| Exercise goal |
All of the data should be output character for character, except the pictures.

Collection entries
* BEGIN *

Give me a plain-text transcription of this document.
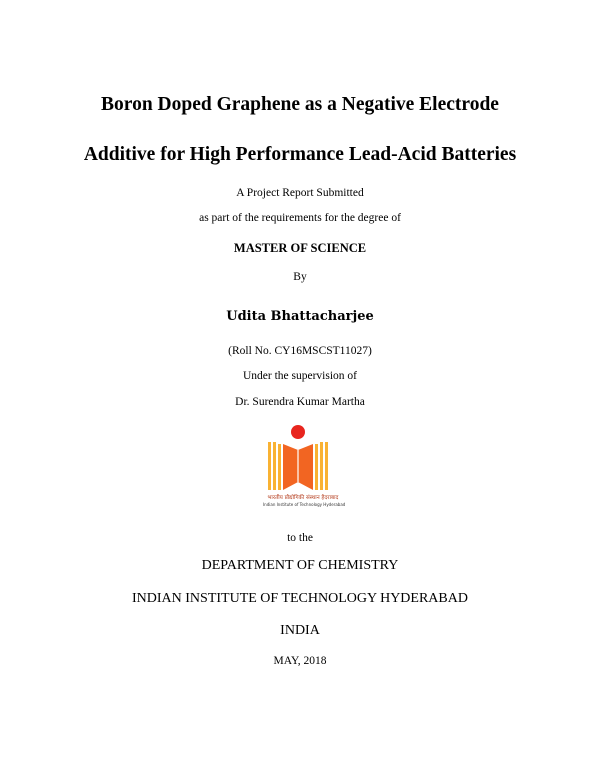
Boron Doped Graphene as a Negative Electrode
Additive for High Performance Lead-Acid Batteries
A Project Report Submitted
as part of the requirements for the degree of
MASTER OF SCIENCE
By
Udita Bhattacharjee
(Roll No. CY16MSCST11027)
Under the supervision of
Dr. Surendra Kumar Martha
भारतीय प्रौद्योगिकी संस्थान हैदराबाद
Indian Institute of Technology Hyderabad
to the
DEPARTMENT OF CHEMISTRY
INDIAN INSTITUTE OF TECHNOLOGY HYDERABAD
INDIA
MAY, 2018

* END *

| Result for this task |
Give me a plain-text transcription of this document.
Boron Doped Graphene as a Negative Electrode
Additive for High Performance Lead-Acid Batteries
A Project Report Submitted
as part of the requirements for the degree of
MASTER OF SCIENCE
By
Udita Bhattacharjee
(Roll No. CY16MSCST11027)
Under the supervision of
Dr. Surendra Kumar Martha
भारतीय प्रौद्योगिकी संस्थान हैदराबाद
Indian Institute of Technology Hyderabad
to the
DEPARTMENT OF CHEMISTRY
INDIAN INSTITUTE OF TECHNOLOGY HYDERABAD
INDIA
MAY, 2018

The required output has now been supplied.